-- start Extracted material --
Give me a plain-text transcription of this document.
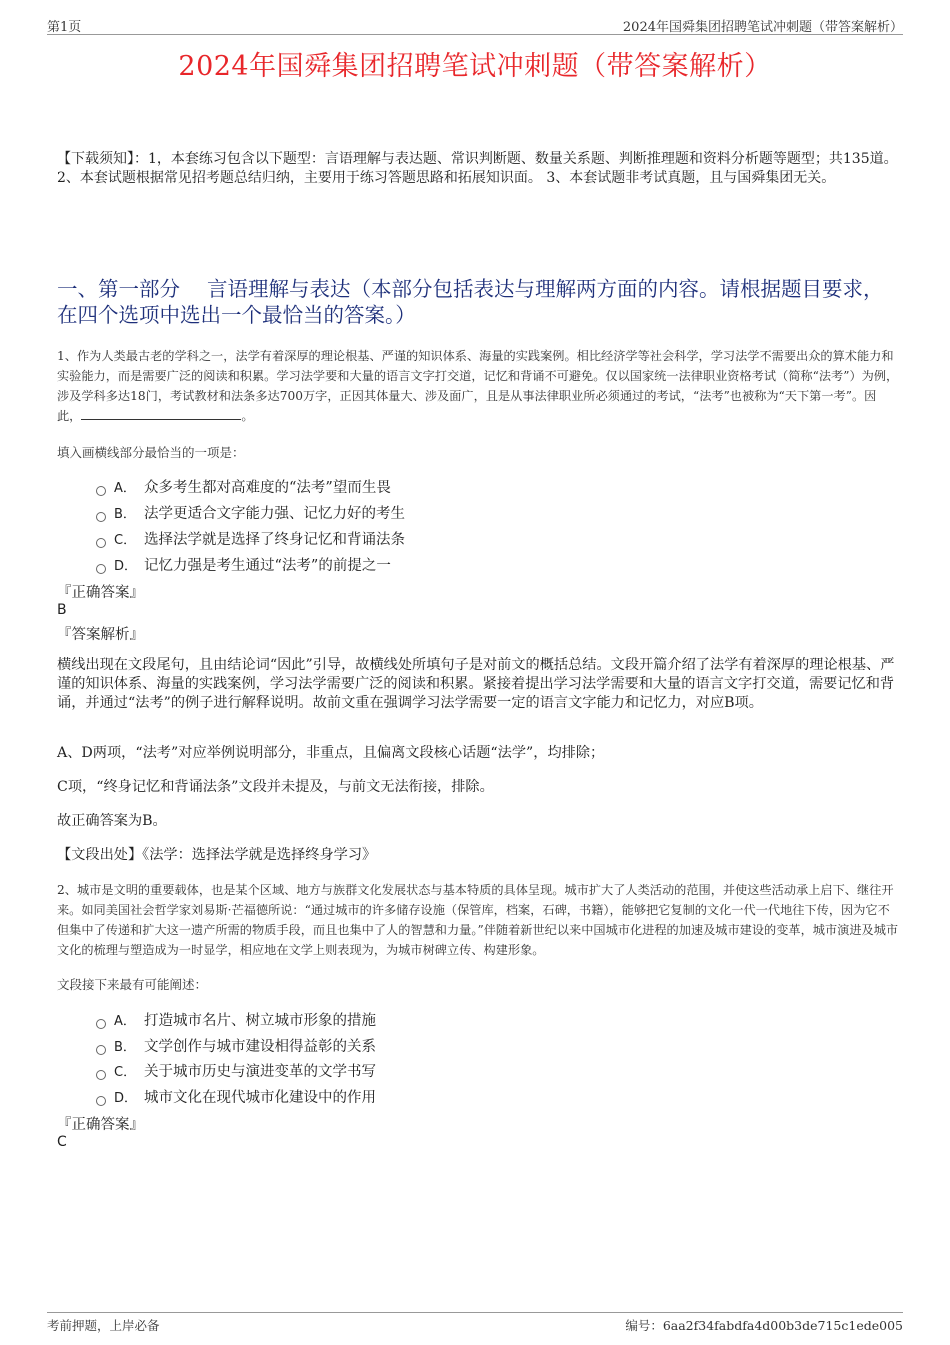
第1页	2024年国舜集团招聘笔试冲刺题（带答案解析）
2024年国舜集团招聘笔试冲刺题（带答案解析）
【下载须知】：1，本套练习包含以下题型：言语理解与表达题、常识判断题、数量关系题、判断推理题和资料分析题等题型；共135道。 2、本套试题根据常见招考题总结归纳，主要用于练习答题思路和拓展知识面。 3、本套试题非考试真题，且与国舜集团无关。
一、第一部分　 言语理解与表达（本部分包括表达与理解两方面的内容。请根据题目要求，在四个选项中选出一个最恰当的答案。）
1、作为人类最古老的学科之一，法学有着深厚的理论根基、严谨的知识体系、海量的实践案例。相比经济学等社会科学，学习法学不需要出众的算术能力和实验能力，而是需要广泛的阅读和积累。学习法学要和大量的语言文字打交道，记忆和背诵不可避免。仅以国家统一法律职业资格考试（简称“法考”）为例，涉及学科多达18门，考试教材和法条多达700万字，正因其体量大、涉及面广，且是从事法律职业所必须通过的考试，“法考”也被称为“天下第一考”。因此，	。
填入画横线部分最恰当的一项是：
A． 众多考生都对高难度的“法考”望而生畏
B． 法学更适合文字能力强、记忆力好的考生
C． 选择法学就是选择了终身记忆和背诵法条
D． 记忆力强是考生通过“法考”的前提之一
『正确答案』
B
『答案解析』
横线出现在文段尾句，且由结论词“因此”引导，故横线处所填句子是对前文的概括总结。文段开篇介绍了法学有着深厚的理论根基、严谨的知识体系、海量的实践案例，学习法学需要广泛的阅读和积累。紧接着提出学习法学需要和大量的语言文字打交道，需要记忆和背诵，并通过“法考”的例子进行解释说明。故前文重在强调学习法学需要一定的语言文字能力和记忆力，对应B项。
A、D两项，“法考”对应举例说明部分，非重点，且偏离文段核心话题“法学”，均排除；
C项，“终身记忆和背诵法条”文段并未提及，与前文无法衔接，排除。
故正确答案为B。
【文段出处】《法学：选择法学就是选择终身学习》
2、城市是文明的重要载体，也是某个区域、地方与族群文化发展状态与基本特质的具体呈现。城市扩大了人类活动的范围，并使这些活动承上启下、继往开来。如同美国社会哲学家刘易斯·芒福德所说：“通过城市的许多储存设施（保管库，档案，石碑，书籍），能够把它复制的文化一代一代地往下传，因为它不但集中了传递和扩大这一遗产所需的物质手段，而且也集中了人的智慧和力量。”伴随着新世纪以来中国城市化进程的加速及城市建设的变革，城市演进及城市文化的梳理与塑造成为一时显学，相应地在文学上则表现为，为城市树碑立传、构建形象。
文段接下来最有可能阐述：
A． 打造城市名片、树立城市形象的措施
B． 文学创作与城市建设相得益彰的关系
C． 关于城市历史与演进变革的文学书写
D． 城市文化在现代城市化建设中的作用
『正确答案』
C
考前押题，上岸必备	编号：6aa2f34fabdfa4d00b3de715c1ede005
-- end Extracted material --
What the task asks -> Leave out the pictures and transcribe the entries above exactly.

The output ->
Give me a plain-text transcription of this document.
第1页	2024年国舜集团招聘笔试冲刺题（带答案解析）
2024年国舜集团招聘笔试冲刺题（带答案解析）
【下载须知】：1，本套练习包含以下题型：言语理解与表达题、常识判断题、数量关系题、判断推理题和资料分析题等题型；共135道。 2、本套试题根据常见招考题总结归纳，主要用于练习答题思路和拓展知识面。 3、本套试题非考试真题，且与国舜集团无关。
一、第一部分　 言语理解与表达（本部分包括表达与理解两方面的内容。请根据题目要求，在四个选项中选出一个最恰当的答案。）
1、作为人类最古老的学科之一，法学有着深厚的理论根基、严谨的知识体系、海量的实践案例。相比经济学等社会科学，学习法学不需要出众的算术能力和实验能力，而是需要广泛的阅读和积累。学习法学要和大量的语言文字打交道，记忆和背诵不可避免。仅以国家统一法律职业资格考试（简称“法考”）为例，涉及学科多达18门，考试教材和法条多达700万字，正因其体量大、涉及面广，且是从事法律职业所必须通过的考试，“法考”也被称为“天下第一考”。因此，	。
填入画横线部分最恰当的一项是：
A． 众多考生都对高难度的“法考”望而生畏
B． 法学更适合文字能力强、记忆力好的考生
C． 选择法学就是选择了终身记忆和背诵法条
D． 记忆力强是考生通过“法考”的前提之一
『正确答案』
B
『答案解析』
横线出现在文段尾句，且由结论词“因此”引导，故横线处所填句子是对前文的概括总结。文段开篇介绍了法学有着深厚的理论根基、严谨的知识体系、海量的实践案例，学习法学需要广泛的阅读和积累。紧接着提出学习法学需要和大量的语言文字打交道，需要记忆和背诵，并通过“法考”的例子进行解释说明。故前文重在强调学习法学需要一定的语言文字能力和记忆力，对应B项。
A、D两项，“法考”对应举例说明部分，非重点，且偏离文段核心话题“法学”，均排除；
C项，“终身记忆和背诵法条”文段并未提及，与前文无法衔接，排除。
故正确答案为B。
【文段出处】《法学：选择法学就是选择终身学习》
2、城市是文明的重要载体，也是某个区域、地方与族群文化发展状态与基本特质的具体呈现。城市扩大了人类活动的范围，并使这些活动承上启下、继往开来。如同美国社会哲学家刘易斯·芒福德所说：“通过城市的许多储存设施（保管库，档案，石碑，书籍），能够把它复制的文化一代一代地往下传，因为它不但集中了传递和扩大这一遗产所需的物质手段，而且也集中了人的智慧和力量。”伴随着新世纪以来中国城市化进程的加速及城市建设的变革，城市演进及城市文化的梳理与塑造成为一时显学，相应地在文学上则表现为，为城市树碑立传、构建形象。
文段接下来最有可能阐述：
A． 打造城市名片、树立城市形象的措施
B． 文学创作与城市建设相得益彰的关系
C． 关于城市历史与演进变革的文学书写
D． 城市文化在现代城市化建设中的作用
『正确答案』
C
考前押题，上岸必备	编号：6aa2f34fabdfa4d00b3de715c1ede005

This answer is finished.